__Task__. Transcribe the records character for character, from the first line up to and including the line with "license-paragraph [110,185,771,348]".

__Dataset records__.
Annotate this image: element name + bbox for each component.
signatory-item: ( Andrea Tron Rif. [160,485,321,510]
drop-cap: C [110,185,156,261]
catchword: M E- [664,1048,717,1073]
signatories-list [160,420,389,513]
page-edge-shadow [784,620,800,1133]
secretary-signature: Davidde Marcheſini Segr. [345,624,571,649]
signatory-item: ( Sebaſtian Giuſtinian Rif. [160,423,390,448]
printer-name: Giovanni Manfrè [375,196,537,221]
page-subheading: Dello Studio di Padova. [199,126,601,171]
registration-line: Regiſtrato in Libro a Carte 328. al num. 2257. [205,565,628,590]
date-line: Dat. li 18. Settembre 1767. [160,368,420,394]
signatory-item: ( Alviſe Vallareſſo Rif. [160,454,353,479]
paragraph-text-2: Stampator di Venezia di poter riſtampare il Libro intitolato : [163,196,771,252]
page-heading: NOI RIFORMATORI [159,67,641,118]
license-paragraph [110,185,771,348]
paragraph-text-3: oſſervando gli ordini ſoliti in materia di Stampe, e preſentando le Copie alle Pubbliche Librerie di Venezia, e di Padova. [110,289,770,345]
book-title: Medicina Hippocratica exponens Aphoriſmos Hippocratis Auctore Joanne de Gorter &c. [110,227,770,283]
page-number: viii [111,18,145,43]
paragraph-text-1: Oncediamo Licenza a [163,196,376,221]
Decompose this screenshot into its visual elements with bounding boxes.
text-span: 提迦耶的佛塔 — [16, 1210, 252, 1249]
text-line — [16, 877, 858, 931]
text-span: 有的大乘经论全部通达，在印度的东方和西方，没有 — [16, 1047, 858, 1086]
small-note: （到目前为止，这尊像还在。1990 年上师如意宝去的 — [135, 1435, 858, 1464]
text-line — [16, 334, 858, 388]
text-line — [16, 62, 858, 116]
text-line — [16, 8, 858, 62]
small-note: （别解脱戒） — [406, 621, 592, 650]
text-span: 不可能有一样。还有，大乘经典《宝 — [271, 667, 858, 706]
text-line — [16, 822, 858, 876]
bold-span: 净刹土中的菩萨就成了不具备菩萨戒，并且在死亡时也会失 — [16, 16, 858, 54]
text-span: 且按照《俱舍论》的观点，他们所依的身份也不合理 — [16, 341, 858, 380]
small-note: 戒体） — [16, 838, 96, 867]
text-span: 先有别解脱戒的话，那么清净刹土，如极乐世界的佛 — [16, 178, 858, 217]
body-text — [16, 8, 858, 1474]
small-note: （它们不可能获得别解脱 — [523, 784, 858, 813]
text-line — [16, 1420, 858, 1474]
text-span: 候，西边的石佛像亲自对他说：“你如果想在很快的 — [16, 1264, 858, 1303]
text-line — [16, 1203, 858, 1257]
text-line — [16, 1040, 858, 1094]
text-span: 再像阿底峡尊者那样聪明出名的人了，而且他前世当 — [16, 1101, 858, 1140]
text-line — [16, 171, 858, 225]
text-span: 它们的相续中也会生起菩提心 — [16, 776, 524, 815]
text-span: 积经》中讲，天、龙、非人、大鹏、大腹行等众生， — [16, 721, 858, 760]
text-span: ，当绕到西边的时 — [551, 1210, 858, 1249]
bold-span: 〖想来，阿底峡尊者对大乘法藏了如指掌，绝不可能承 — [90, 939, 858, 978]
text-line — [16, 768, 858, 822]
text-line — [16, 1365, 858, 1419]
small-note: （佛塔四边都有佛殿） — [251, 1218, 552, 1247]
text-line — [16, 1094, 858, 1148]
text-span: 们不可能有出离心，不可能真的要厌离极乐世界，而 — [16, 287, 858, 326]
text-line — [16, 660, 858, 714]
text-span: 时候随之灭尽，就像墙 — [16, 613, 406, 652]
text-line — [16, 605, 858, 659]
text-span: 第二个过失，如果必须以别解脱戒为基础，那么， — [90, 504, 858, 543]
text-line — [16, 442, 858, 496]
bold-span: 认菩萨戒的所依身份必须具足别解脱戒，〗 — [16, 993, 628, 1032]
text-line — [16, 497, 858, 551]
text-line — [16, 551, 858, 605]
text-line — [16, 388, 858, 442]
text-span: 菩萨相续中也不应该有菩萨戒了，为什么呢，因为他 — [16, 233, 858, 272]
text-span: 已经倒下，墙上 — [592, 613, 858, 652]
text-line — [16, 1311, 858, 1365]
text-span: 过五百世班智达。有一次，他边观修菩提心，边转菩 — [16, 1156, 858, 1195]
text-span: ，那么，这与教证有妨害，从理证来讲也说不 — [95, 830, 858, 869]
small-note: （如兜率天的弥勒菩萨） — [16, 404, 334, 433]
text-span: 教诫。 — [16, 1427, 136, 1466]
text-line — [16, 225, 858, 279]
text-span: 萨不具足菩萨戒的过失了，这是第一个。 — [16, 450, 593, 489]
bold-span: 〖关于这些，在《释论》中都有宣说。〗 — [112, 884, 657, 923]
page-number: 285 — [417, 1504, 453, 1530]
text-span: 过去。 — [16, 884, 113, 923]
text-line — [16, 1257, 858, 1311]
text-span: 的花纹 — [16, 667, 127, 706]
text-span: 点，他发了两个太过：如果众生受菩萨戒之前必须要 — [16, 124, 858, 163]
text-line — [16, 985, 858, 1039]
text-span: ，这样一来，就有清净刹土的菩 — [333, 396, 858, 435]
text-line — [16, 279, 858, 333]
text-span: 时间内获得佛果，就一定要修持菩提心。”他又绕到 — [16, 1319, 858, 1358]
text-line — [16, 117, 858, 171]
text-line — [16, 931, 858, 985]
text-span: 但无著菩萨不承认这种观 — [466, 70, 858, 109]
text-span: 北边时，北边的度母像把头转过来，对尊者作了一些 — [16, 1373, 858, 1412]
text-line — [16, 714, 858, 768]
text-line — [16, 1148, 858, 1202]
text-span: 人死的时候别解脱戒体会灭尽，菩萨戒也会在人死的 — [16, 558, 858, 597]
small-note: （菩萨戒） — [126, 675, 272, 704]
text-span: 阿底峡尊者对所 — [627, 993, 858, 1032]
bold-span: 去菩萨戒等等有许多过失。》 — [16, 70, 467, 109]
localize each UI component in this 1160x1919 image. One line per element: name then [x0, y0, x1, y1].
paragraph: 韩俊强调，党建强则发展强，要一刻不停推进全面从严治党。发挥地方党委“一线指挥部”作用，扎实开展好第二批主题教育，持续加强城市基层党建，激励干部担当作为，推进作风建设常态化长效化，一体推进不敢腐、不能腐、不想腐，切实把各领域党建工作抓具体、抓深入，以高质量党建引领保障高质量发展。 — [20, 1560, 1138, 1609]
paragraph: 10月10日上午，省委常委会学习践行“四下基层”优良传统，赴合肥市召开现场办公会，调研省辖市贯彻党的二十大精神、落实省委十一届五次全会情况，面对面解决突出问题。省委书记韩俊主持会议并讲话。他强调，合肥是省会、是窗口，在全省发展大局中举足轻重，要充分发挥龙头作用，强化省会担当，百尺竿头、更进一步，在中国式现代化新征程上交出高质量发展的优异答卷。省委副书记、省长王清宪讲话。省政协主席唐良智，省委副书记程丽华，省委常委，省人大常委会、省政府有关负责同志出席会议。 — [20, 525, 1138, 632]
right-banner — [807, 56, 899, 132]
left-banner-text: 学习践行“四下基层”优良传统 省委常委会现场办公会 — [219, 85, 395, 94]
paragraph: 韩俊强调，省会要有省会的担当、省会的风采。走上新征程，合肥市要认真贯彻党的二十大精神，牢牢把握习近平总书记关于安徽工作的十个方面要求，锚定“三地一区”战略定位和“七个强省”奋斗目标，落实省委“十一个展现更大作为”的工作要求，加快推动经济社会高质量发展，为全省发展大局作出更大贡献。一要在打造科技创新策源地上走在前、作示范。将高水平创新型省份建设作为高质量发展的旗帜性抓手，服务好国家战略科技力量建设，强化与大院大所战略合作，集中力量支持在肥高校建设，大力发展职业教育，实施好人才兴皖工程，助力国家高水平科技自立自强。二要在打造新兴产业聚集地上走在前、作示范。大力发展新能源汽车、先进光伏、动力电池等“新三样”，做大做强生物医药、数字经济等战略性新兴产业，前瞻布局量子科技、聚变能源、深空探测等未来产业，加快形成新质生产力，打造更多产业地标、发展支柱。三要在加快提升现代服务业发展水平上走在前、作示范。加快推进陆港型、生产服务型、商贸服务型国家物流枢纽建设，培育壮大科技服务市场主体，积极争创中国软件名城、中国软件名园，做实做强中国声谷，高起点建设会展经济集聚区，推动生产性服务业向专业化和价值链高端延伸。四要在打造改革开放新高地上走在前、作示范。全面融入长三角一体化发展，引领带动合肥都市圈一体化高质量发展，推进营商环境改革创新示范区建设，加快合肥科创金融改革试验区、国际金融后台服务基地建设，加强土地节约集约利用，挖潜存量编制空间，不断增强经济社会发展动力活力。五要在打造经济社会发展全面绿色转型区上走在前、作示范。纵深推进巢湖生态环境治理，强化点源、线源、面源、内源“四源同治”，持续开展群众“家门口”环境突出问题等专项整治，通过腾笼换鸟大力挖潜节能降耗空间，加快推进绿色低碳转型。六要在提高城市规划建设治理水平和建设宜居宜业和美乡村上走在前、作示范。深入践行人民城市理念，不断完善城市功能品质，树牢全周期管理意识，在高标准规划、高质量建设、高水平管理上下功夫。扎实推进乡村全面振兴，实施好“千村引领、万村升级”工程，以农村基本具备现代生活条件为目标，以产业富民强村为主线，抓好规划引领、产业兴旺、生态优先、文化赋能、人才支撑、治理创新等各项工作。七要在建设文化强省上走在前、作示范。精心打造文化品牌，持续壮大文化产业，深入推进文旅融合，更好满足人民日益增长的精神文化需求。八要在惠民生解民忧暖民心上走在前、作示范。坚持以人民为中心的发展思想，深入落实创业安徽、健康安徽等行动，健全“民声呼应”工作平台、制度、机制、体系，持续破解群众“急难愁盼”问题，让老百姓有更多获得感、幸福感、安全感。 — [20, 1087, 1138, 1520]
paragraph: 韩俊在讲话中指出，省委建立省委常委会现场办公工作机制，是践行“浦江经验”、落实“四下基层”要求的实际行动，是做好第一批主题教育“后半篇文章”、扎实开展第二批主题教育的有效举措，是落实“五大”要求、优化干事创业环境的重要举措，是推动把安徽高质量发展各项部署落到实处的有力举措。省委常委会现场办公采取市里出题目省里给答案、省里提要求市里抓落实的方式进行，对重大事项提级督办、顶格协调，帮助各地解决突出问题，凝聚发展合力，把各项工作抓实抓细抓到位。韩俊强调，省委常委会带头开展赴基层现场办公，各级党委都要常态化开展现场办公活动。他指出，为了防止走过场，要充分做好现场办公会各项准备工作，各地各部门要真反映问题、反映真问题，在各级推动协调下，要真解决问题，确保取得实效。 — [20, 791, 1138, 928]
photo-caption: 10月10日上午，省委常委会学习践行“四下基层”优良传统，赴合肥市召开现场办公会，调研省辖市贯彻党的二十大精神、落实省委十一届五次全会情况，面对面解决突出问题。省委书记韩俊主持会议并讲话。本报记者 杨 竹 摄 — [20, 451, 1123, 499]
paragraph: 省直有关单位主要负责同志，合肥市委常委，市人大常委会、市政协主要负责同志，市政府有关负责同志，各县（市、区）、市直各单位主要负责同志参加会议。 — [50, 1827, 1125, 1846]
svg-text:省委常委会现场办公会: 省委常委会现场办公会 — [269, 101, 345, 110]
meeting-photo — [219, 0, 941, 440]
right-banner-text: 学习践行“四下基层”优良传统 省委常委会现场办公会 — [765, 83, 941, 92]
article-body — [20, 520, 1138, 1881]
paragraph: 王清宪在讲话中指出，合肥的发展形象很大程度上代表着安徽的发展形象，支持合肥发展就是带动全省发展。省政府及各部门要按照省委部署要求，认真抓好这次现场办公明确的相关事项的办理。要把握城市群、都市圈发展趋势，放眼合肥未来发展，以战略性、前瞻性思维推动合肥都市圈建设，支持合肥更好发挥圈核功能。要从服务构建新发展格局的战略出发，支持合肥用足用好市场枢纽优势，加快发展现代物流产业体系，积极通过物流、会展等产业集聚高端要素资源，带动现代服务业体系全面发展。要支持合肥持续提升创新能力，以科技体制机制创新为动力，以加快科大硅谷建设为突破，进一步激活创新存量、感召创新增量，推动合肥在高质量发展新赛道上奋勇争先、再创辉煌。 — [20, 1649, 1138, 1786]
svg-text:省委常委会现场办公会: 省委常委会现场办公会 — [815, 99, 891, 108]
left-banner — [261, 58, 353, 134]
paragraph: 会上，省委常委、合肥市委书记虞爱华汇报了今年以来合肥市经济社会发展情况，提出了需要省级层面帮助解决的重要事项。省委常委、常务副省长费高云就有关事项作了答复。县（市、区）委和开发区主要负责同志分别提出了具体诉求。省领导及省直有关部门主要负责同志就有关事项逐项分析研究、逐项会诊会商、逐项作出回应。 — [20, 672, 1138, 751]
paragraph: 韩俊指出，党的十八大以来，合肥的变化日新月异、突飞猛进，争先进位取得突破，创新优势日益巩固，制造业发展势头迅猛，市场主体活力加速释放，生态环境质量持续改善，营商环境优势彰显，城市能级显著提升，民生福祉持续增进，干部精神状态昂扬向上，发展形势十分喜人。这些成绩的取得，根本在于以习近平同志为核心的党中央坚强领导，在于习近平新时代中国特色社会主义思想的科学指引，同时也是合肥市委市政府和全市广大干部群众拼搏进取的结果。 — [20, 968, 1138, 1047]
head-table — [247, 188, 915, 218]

__Exercise output__.
Annotate this image: element name + bbox for each component.
signatory-item: ( Andrea Tron Rif. [160,485,321,510]
drop-cap: C [110,185,156,261]
catchword: M E- [664,1048,717,1073]
signatories-list [160,420,389,513]
page-edge-shadow [784,620,800,1133]
secretary-signature: Davidde Marcheſini Segr. [345,624,571,649]
signatory-item: ( Sebaſtian Giuſtinian Rif. [160,423,390,448]
printer-name: Giovanni Manfrè [375,196,537,221]
page-subheading: Dello Studio di Padova. [199,126,601,171]
registration-line: Regiſtrato in Libro a Carte 328. al num. 2257. [205,565,628,590]
date-line: Dat. li 18. Settembre 1767. [160,368,420,394]
signatory-item: ( Alviſe Vallareſſo Rif. [160,454,353,479]
paragraph-text-2: Stampator di Venezia di poter riſtampare il Libro intitolato : [163,196,771,252]
page-heading: NOI RIFORMATORI [159,67,641,118]
license-paragraph [110,185,771,348]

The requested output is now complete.